TASK TO COMPLETE: Rewrite the material from its first line up to and including the line with "542, 944, 555]", replacing "distribution-curve" with "density-curve" and leaving everything else unchanged.

DATA FOR THE TASK:
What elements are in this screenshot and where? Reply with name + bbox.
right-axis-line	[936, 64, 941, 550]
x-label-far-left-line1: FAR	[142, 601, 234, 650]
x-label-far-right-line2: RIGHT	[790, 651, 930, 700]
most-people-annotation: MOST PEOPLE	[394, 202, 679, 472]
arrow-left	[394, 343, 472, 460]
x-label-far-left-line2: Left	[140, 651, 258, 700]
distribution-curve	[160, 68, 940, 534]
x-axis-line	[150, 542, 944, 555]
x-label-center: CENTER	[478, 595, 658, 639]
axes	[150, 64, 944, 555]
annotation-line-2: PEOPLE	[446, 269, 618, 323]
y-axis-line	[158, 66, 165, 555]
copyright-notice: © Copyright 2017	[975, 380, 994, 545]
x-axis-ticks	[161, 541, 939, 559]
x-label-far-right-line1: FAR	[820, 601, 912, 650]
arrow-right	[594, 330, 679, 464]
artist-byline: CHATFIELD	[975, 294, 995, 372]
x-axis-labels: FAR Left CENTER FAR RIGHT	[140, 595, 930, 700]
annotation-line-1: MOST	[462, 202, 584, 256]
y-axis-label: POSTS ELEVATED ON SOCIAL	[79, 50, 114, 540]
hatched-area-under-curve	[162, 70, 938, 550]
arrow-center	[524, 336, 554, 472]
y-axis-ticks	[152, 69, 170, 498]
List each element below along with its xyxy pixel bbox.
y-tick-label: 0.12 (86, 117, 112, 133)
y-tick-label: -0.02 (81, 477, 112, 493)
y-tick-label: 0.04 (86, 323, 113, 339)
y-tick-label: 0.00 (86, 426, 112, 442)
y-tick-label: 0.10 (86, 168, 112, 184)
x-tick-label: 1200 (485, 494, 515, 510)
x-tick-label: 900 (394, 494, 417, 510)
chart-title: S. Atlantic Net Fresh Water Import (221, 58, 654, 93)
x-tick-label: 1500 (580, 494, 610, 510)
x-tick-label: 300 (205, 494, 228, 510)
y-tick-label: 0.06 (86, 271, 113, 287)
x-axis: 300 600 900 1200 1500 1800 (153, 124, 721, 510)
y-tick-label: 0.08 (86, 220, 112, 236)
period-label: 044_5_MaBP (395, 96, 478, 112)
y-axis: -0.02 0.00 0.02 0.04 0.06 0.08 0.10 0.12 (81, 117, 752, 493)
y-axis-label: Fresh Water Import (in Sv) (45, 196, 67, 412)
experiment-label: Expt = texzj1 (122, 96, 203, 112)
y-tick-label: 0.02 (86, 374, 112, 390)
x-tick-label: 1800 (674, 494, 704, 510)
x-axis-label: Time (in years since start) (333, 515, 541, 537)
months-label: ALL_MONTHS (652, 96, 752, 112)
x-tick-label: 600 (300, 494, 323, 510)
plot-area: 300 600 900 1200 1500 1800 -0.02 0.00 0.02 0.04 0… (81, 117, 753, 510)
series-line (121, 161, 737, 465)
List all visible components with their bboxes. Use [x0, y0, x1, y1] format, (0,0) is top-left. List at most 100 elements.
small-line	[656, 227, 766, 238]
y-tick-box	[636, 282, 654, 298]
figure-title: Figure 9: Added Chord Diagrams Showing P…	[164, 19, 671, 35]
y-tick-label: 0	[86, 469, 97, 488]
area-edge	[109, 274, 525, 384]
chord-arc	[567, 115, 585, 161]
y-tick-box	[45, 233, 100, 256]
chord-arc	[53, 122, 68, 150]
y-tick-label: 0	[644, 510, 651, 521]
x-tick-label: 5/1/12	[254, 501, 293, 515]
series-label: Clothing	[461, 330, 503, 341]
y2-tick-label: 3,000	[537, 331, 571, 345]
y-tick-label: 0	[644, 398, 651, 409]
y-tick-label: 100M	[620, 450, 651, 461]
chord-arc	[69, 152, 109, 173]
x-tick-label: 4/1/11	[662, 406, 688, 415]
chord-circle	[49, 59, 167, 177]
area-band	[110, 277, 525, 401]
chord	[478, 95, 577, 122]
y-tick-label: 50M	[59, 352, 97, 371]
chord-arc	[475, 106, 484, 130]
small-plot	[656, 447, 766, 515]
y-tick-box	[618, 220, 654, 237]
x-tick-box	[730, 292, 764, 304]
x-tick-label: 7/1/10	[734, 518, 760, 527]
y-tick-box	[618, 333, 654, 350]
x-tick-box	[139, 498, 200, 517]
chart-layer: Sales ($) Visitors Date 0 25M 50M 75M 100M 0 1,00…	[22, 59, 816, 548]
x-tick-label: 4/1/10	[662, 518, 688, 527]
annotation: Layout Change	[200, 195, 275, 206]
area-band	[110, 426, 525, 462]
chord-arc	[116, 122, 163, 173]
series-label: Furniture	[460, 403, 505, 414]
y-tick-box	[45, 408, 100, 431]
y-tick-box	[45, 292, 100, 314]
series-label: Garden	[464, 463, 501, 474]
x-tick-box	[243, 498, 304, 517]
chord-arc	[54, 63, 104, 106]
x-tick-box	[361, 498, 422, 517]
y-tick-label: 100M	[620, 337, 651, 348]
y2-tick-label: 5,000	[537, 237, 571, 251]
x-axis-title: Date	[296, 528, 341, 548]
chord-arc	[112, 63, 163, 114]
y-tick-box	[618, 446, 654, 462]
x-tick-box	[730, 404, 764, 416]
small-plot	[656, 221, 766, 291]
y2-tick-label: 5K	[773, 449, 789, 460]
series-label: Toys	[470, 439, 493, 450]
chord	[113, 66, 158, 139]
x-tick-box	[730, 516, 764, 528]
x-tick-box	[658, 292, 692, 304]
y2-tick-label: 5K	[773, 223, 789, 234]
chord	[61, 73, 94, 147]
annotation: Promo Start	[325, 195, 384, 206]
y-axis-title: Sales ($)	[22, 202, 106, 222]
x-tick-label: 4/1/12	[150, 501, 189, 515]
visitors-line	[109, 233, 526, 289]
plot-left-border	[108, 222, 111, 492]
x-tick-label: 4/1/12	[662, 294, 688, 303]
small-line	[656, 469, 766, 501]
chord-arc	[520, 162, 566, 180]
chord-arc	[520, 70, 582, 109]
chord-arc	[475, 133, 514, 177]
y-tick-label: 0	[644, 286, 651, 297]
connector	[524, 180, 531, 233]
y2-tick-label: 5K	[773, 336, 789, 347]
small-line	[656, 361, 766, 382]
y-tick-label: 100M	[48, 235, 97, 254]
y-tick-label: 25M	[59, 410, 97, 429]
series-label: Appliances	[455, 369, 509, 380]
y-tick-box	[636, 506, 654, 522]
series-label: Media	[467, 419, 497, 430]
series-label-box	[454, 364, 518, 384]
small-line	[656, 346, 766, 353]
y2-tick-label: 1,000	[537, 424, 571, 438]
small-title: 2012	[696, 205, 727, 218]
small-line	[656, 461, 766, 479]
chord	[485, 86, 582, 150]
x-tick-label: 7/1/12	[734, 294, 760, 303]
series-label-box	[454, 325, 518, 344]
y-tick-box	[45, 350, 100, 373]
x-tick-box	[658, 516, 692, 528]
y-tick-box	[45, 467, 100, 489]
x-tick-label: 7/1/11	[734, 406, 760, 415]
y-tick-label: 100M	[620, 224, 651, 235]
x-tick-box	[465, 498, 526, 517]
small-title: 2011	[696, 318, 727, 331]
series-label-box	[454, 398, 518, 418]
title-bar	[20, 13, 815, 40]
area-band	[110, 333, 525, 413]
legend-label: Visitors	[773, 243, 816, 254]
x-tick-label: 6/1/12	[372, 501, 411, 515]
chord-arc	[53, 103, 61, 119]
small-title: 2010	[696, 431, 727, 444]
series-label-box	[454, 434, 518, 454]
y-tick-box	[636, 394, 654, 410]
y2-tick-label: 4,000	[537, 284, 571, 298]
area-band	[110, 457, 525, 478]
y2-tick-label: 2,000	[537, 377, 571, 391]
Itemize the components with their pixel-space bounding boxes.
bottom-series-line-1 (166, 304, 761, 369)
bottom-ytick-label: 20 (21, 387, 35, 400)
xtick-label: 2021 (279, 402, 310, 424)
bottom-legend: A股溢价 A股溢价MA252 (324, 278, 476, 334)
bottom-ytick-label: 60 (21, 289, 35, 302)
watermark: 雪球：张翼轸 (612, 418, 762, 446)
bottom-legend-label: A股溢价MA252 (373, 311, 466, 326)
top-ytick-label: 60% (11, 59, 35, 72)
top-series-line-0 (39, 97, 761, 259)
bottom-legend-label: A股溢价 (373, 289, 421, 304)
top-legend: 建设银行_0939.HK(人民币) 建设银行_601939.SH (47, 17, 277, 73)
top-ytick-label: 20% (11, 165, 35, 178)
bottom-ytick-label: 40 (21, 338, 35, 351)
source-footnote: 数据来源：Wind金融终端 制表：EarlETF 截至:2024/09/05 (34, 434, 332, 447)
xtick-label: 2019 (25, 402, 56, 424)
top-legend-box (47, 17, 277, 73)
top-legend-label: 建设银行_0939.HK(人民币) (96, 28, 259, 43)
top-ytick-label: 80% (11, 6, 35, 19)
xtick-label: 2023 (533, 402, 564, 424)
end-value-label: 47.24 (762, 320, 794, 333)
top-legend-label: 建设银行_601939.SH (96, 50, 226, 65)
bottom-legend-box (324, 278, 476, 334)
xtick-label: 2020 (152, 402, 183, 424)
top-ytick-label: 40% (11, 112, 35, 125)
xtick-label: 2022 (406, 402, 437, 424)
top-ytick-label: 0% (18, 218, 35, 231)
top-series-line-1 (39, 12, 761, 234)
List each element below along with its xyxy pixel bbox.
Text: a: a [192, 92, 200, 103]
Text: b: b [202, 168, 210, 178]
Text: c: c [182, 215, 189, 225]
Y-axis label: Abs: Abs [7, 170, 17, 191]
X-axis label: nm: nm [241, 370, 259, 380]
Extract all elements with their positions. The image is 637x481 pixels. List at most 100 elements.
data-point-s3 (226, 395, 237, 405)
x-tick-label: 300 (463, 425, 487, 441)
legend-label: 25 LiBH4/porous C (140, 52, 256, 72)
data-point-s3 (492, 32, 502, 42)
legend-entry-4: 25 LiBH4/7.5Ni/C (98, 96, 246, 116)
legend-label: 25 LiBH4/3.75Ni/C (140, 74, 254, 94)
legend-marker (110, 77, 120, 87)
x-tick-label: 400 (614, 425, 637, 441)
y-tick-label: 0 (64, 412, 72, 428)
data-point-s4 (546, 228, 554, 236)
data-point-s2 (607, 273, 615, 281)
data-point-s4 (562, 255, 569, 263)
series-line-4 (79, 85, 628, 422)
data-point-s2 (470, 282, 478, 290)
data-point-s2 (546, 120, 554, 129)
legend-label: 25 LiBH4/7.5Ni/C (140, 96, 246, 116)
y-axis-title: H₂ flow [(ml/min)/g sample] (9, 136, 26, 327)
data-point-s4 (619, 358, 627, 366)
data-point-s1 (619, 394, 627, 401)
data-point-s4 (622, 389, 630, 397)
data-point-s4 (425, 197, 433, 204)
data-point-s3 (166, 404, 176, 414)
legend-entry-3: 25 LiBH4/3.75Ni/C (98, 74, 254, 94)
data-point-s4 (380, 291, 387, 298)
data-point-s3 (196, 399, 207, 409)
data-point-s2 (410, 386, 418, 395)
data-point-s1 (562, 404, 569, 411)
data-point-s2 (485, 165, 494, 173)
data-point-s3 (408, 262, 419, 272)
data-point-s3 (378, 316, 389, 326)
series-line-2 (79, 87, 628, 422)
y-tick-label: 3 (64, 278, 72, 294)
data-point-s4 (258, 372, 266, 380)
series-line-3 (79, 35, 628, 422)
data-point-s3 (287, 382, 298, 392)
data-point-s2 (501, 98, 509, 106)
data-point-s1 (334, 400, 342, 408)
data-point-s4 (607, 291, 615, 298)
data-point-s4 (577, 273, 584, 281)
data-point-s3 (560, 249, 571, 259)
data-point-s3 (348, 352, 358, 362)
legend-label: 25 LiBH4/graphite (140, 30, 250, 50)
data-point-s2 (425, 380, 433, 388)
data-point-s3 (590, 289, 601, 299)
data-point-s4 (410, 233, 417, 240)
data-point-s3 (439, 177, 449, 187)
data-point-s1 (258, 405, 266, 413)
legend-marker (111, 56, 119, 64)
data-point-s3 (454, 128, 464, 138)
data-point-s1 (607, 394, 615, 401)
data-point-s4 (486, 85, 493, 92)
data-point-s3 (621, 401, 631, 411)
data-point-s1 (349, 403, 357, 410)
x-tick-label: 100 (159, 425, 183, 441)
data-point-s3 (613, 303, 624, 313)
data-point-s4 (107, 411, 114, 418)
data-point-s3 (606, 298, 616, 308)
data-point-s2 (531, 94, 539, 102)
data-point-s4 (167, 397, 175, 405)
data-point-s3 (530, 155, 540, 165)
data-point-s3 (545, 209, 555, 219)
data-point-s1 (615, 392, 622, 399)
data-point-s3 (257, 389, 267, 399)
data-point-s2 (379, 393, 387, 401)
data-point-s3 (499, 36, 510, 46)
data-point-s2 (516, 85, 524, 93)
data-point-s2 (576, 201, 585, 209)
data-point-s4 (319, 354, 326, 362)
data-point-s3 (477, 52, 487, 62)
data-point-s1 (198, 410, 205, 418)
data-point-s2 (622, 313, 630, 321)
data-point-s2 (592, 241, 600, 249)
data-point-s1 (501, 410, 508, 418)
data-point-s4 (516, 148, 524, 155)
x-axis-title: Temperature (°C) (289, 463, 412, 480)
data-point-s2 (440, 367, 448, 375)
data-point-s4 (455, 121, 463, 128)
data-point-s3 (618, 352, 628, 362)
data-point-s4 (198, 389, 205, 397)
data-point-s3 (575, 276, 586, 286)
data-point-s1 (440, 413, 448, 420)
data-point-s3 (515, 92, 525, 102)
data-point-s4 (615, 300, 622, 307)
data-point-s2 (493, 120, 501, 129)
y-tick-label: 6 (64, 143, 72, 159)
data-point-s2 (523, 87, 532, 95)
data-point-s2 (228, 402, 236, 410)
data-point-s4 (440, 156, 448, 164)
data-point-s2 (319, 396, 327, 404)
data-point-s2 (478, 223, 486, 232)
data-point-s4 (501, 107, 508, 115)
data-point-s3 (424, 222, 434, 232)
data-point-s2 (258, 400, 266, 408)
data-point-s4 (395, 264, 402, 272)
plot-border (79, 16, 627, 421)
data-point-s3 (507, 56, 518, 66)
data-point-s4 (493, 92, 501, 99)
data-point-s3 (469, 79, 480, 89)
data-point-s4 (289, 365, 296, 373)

TASK OUTPUT:
What elements are in this screenshot and where? Reply with name + bbox.
right-axis-line	[936, 64, 941, 550]
x-label-far-left-line1: FAR	[142, 601, 234, 650]
x-label-far-right-line2: RIGHT	[790, 651, 930, 700]
most-people-annotation: MOST PEOPLE	[394, 202, 679, 472]
arrow-left	[394, 343, 472, 460]
x-label-far-left-line2: Left	[140, 651, 258, 700]
density-curve	[160, 68, 940, 534]
x-axis-line	[150, 542, 944, 555]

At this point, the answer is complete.